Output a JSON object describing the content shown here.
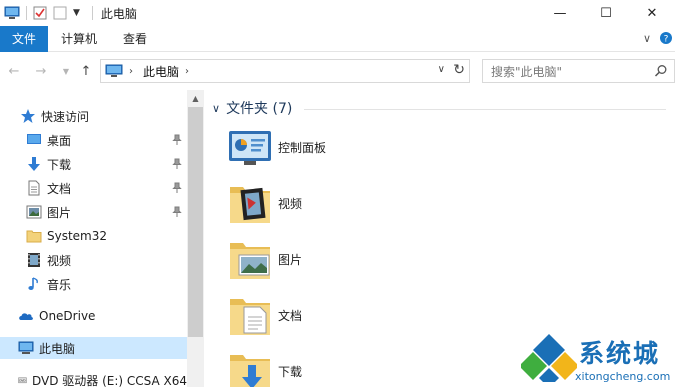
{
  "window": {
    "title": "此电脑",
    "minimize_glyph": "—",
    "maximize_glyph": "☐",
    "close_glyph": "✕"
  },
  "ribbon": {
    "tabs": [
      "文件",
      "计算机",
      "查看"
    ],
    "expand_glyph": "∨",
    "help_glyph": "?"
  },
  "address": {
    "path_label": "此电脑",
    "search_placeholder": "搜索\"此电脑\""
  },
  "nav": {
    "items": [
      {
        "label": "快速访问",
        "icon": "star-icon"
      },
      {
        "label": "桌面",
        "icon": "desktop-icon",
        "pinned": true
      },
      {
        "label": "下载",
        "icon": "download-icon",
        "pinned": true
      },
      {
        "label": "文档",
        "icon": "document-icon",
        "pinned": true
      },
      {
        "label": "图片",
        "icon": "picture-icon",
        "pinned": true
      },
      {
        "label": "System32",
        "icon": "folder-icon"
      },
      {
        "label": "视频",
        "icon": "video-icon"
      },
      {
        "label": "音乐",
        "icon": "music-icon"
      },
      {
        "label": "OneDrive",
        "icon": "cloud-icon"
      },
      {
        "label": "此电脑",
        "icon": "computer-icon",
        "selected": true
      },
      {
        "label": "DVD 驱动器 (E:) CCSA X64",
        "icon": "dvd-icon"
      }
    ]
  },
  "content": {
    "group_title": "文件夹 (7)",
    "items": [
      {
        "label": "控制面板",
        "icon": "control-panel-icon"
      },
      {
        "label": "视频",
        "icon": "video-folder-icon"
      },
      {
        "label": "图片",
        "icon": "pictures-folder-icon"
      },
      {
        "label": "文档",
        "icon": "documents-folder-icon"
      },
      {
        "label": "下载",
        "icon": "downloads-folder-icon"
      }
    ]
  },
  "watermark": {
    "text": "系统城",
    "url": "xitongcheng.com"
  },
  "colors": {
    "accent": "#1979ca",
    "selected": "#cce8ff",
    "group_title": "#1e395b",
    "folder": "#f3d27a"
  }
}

+-------+

WORK TO BE COMPLETED:
Take the records above and transcribe them exactly, dropping every picture.

FINAL ANSWER:
Output a JSON object describing the content shown here.
{
  "window": {
    "title": "此电脑",
    "minimize_glyph": "—",
    "maximize_glyph": "☐",
    "close_glyph": "✕"
  },
  "ribbon": {
    "tabs": [
      "文件",
      "计算机",
      "查看"
    ],
    "expand_glyph": "∨",
    "help_glyph": "?"
  },
  "address": {
    "path_label": "此电脑",
    "search_placeholder": "搜索\"此电脑\""
  },
  "nav": {
    "items": [
      {
        "label": "快速访问",
        "icon": "star-icon"
      },
      {
        "label": "桌面",
        "icon": "desktop-icon",
        "pinned": true
      },
      {
        "label": "下载",
        "icon": "download-icon",
        "pinned": true
      },
      {
        "label": "文档",
        "icon": "document-icon",
        "pinned": true
      },
      {
        "label": "图片",
        "icon": "picture-icon",
        "pinned": true
      },
      {
        "label": "System32",
        "icon": "folder-icon"
      },
      {
        "label": "视频",
        "icon": "video-icon"
      },
      {
        "label": "音乐",
        "icon": "music-icon"
      },
      {
        "label": "OneDrive",
        "icon": "cloud-icon"
      },
      {
        "label": "此电脑",
        "icon": "computer-icon",
        "selected": true
      },
      {
        "label": "DVD 驱动器 (E:) CCSA X64",
        "icon": "dvd-icon"
      }
    ]
  },
  "content": {
    "group_title": "文件夹 (7)",
    "items": [
      {
        "label": "控制面板",
        "icon": "control-panel-icon"
      },
      {
        "label": "视频",
        "icon": "video-folder-icon"
      },
      {
        "label": "图片",
        "icon": "pictures-folder-icon"
      },
      {
        "label": "文档",
        "icon": "documents-folder-icon"
      },
      {
        "label": "下载",
        "icon": "downloads-folder-icon"
      }
    ]
  },
  "watermark": {
    "text": "系统城",
    "url": "xitongcheng.com"
  },
  "colors": {
    "accent": "#1979ca",
    "selected": "#cce8ff",
    "group_title": "#1e395b",
    "folder": "#f3d27a"
  }
}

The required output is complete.